▶ **Records for this task**:
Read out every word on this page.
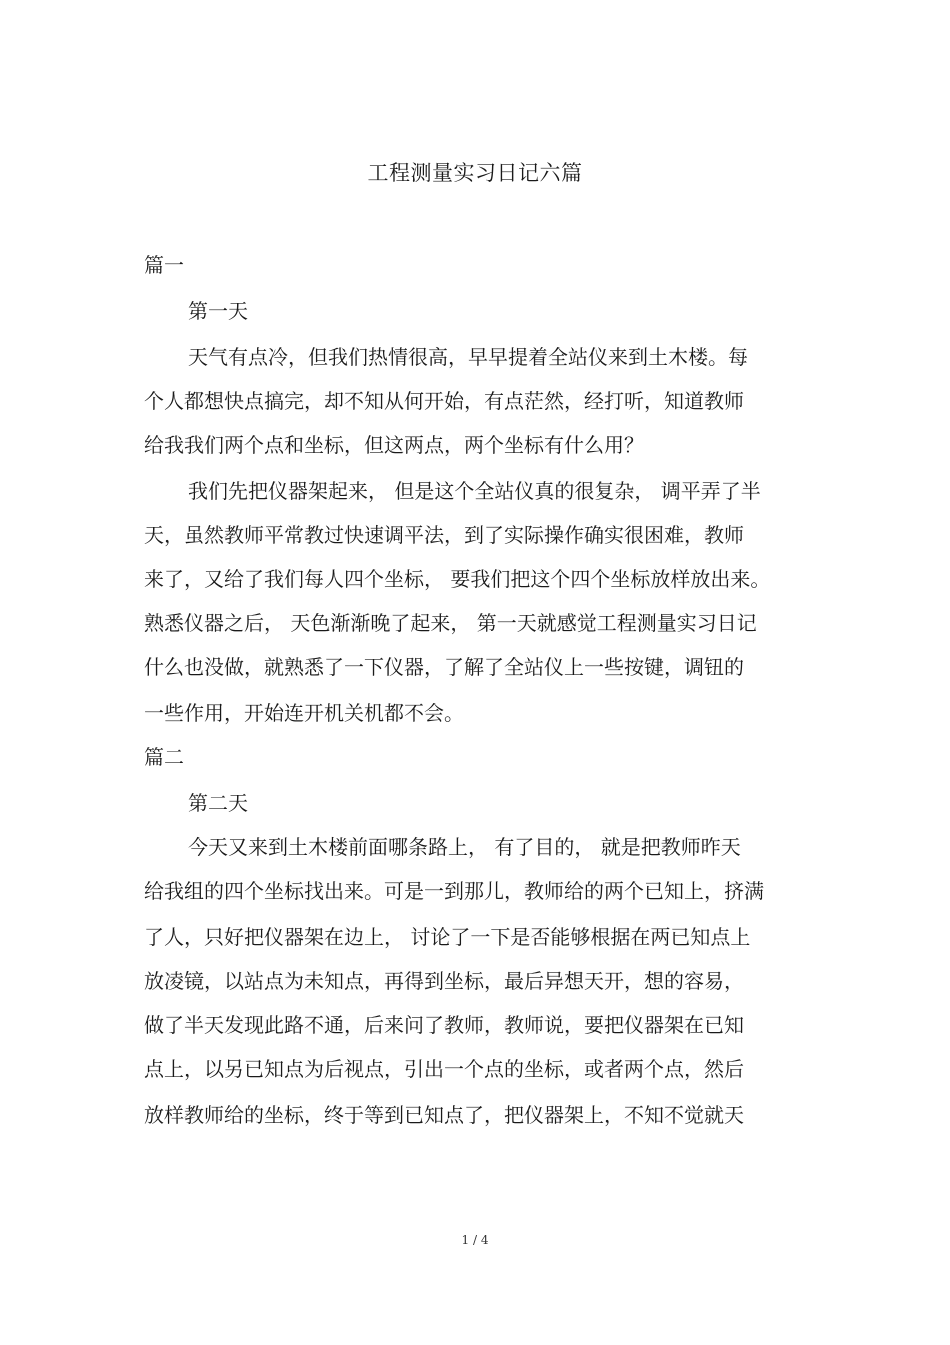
工程测量实习日记六篇
篇一
第一天
天气有点冷，但我们热情很高，早早提着全站仪来到土木楼。每
个人都想快点搞完，却不知从何开始，有点茫然，经打听，知道教师
给我我们两个点和坐标，但这两点，两个坐标有什么用？
我们先把仪器架起来， 但是这个全站仪真的很复杂， 调平弄了半
天，虽然教师平常教过快速调平法，到了实际操作确实很困难，教师
来了，又给了我们每人四个坐标， 要我们把这个四个坐标放样放出来。
熟悉仪器之后， 天色渐渐晚了起来， 第一天就感觉工程测量实习日记
什么也没做，就熟悉了一下仪器，了解了全站仪上一些按键，调钮的
一些作用，开始连开机关机都不会。
篇二
第二天
今天又来到土木楼前面哪条路上， 有了目的， 就是把教师昨天
给我组的四个坐标找出来。可是一到那儿，教师给的两个已知上，挤满
了人，只好把仪器架在边上， 讨论了一下是否能够根据在两已知点上
放凌镜，以站点为未知点，再得到坐标，最后异想天开，想的容易，
做了半天发现此路不通，后来问了教师，教师说，要把仪器架在已知
点上，以另已知点为后视点，引出一个点的坐标，或者两个点，然后
放样教师给的坐标，终于等到已知点了，把仪器架上，不知不觉就天
1 / 4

▶ **To do**: Give the entries again without a single change, but with no pictures.

▶ **Correct response**:
Read out every word on this page.
工程测量实习日记六篇
篇一
第一天
天气有点冷，但我们热情很高，早早提着全站仪来到土木楼。每
个人都想快点搞完，却不知从何开始，有点茫然，经打听，知道教师
给我我们两个点和坐标，但这两点，两个坐标有什么用？
我们先把仪器架起来， 但是这个全站仪真的很复杂， 调平弄了半
天，虽然教师平常教过快速调平法，到了实际操作确实很困难，教师
来了，又给了我们每人四个坐标， 要我们把这个四个坐标放样放出来。
熟悉仪器之后， 天色渐渐晚了起来， 第一天就感觉工程测量实习日记
什么也没做，就熟悉了一下仪器，了解了全站仪上一些按键，调钮的
一些作用，开始连开机关机都不会。
篇二
第二天
今天又来到土木楼前面哪条路上， 有了目的， 就是把教师昨天
给我组的四个坐标找出来。可是一到那儿，教师给的两个已知上，挤满
了人，只好把仪器架在边上， 讨论了一下是否能够根据在两已知点上
放凌镜，以站点为未知点，再得到坐标，最后异想天开，想的容易，
做了半天发现此路不通，后来问了教师，教师说，要把仪器架在已知
点上，以另已知点为后视点，引出一个点的坐标，或者两个点，然后
放样教师给的坐标，终于等到已知点了，把仪器架上，不知不觉就天
1 / 4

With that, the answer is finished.